Lines holding the string "must" are the ones to copy from this listing.

— Start —

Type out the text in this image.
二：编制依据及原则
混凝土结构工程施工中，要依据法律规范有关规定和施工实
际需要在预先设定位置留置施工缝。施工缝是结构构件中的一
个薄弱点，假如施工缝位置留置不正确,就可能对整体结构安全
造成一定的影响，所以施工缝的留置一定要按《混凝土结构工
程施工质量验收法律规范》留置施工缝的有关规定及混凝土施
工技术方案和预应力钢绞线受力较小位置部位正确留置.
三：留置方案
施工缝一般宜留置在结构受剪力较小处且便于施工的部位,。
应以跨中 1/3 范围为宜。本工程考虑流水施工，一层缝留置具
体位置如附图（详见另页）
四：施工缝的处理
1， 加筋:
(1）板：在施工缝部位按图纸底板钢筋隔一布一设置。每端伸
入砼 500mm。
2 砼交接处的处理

— End —
— Start —

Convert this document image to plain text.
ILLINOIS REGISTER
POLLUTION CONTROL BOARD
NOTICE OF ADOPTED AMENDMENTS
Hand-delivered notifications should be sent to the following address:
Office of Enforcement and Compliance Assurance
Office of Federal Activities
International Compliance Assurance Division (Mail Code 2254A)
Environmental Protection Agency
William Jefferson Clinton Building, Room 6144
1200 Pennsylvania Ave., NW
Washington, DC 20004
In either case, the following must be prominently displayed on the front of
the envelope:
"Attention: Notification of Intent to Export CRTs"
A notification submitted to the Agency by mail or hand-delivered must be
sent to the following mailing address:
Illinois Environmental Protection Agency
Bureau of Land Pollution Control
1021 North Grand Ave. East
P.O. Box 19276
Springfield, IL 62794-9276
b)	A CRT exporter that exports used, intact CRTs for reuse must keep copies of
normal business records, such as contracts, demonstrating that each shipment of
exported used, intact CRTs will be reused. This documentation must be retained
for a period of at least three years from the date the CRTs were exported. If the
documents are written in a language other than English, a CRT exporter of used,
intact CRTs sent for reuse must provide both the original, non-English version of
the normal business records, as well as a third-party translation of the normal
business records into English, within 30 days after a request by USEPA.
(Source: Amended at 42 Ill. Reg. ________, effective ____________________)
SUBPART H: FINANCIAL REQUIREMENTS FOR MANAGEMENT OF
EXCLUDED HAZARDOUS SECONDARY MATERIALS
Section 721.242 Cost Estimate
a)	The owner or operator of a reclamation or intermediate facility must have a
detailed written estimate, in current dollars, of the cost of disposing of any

— End —

> _FULL OUTPUT_:
In either case, the following must be prominently displayed on the front of
A notification submitted to the Agency by mail or hand-delivered must be
b)	A CRT exporter that exports used, intact CRTs for reuse must keep copies of
exported used, intact CRTs will be reused. This documentation must be retained
intact CRTs sent for reuse must provide both the original, non-English version of
a)	The owner or operator of a reclamation or intermediate facility must have a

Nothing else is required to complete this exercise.